_Dataset entries_:
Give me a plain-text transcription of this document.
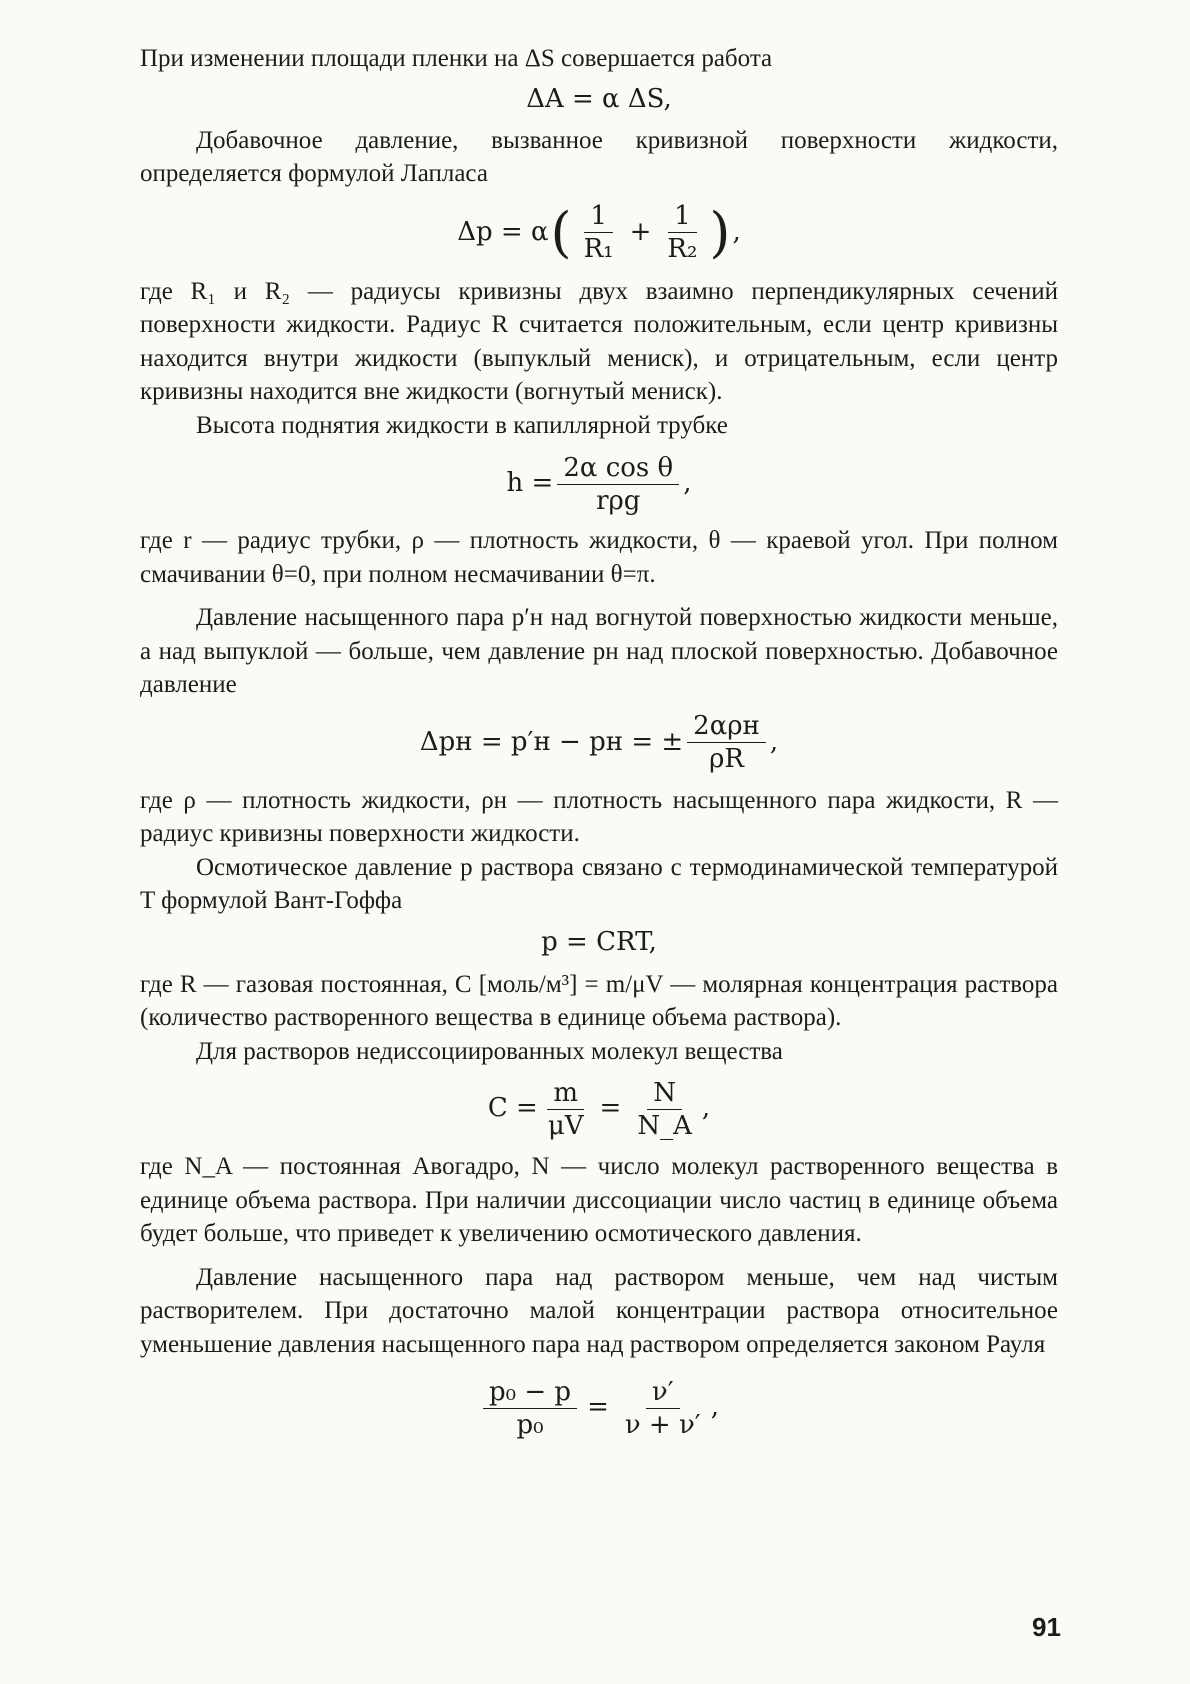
При изменении площади пленки на ΔS совершается работа

ΔA = α ΔS,

Добавочное давление, вызванное кривизной поверхности жидкости, определяется формулой Лапласа

Δp = α ( $\frac{1}{\text{R₁}} + \frac{1}{\text{R₂}}$ ) ,

где R₁ и R₂ — радиусы кривизны двух взаимно перпендикулярных сечений поверхности жидкости. Радиус R считается положительным, если центр кривизны находится внутри жидкости (выпуклый мениск), и отрицательным, если центр кривизны находится вне жидкости (вогнутый мениск).

Высота поднятия жидкости в капиллярной трубке

$h = \frac{\text{2α cos θ}}{\text{rρg}}$ ,

где r — радиус трубки, ρ — плотность жидкости, θ — краевой угол. При полном смачивании θ=0, при полном несмачивании θ=π.

Давление насыщенного пара p′н над вогнутой поверхностью жидкости меньше, а над выпуклой — больше, чем давление pн над плоской поверхностью. Добавочное давление

Δpн = p′н − pн = ± $\frac{\text{2αρн}}{\rho R}$ ,

где ρ — плотность жидкости, ρн — плотность насыщенного пара жидкости, R — радиус кривизны поверхности жидкости.

Осмотическое давление p раствора связано с термодинамической температурой T формулой Вант-Гоффа

p = CRT,

где R — газовая постоянная, C [моль/м³] = m/μV — молярная концентрация раствора (количество растворенного вещества в единице объема раствора).

Для растворов недиссоциированных молекул вещества

$C = \frac{m}{\mu V} = \frac{N}{N\_A}$ ,

где N_A — постоянная Авогадро, N — число молекул растворенного вещества в единице объема раствора. При наличии диссоциации число частиц в единице объема будет больше, что приведет к увеличению осмотического давления.

Давление насыщенного пара над раствором меньше, чем над чистым растворителем. При достаточно малой концентрации раствора относительное уменьшение давления насыщенного пара над раствором определяется законом Рауля

$\frac{\text{p₀ − p}}{\text{p₀}} = \frac{\nu'}{\nu + \nu'}$ ,
91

_To be done_: Set down every record once more, word for word, without pictures.

_Answer to this exercise_:
Give me a plain-text transcription of this document.
При изменении площади пленки на ΔS совершается работа

ΔA = α ΔS,

Добавочное давление, вызванное кривизной поверхности жидкости, определяется формулой Лапласа

Δp = α ( $\frac{1}{\text{R₁}} + \frac{1}{\text{R₂}}$ ) ,

где R₁ и R₂ — радиусы кривизны двух взаимно перпендикулярных сечений поверхности жидкости. Радиус R считается положительным, если центр кривизны находится внутри жидкости (выпуклый мениск), и отрицательным, если центр кривизны находится вне жидкости (вогнутый мениск).

Высота поднятия жидкости в капиллярной трубке

$h = \frac{\text{2α cos θ}}{\text{rρg}}$ ,

где r — радиус трубки, ρ — плотность жидкости, θ — краевой угол. При полном смачивании θ=0, при полном несмачивании θ=π.

Давление насыщенного пара p′н над вогнутой поверхностью жидкости меньше, а над выпуклой — больше, чем давление pн над плоской поверхностью. Добавочное давление

Δpн = p′н − pн = ± $\frac{\text{2αρн}}{\rho R}$ ,

где ρ — плотность жидкости, ρн — плотность насыщенного пара жидкости, R — радиус кривизны поверхности жидкости.

Осмотическое давление p раствора связано с термодинамической температурой T формулой Вант-Гоффа

p = CRT,

где R — газовая постоянная, C [моль/м³] = m/μV — молярная концентрация раствора (количество растворенного вещества в единице объема раствора).

Для растворов недиссоциированных молекул вещества

$C = \frac{m}{\mu V} = \frac{N}{N\_A}$ ,

где N_A — постоянная Авогадро, N — число молекул растворенного вещества в единице объема раствора. При наличии диссоциации число частиц в единице объема будет больше, что приведет к увеличению осмотического давления.

Давление насыщенного пара над раствором меньше, чем над чистым растворителем. При достаточно малой концентрации раствора относительное уменьшение давления насыщенного пара над раствором определяется законом Рауля

$\frac{\text{p₀ − p}}{\text{p₀}} = \frac{\nu'}{\nu + \nu'}$ ,
91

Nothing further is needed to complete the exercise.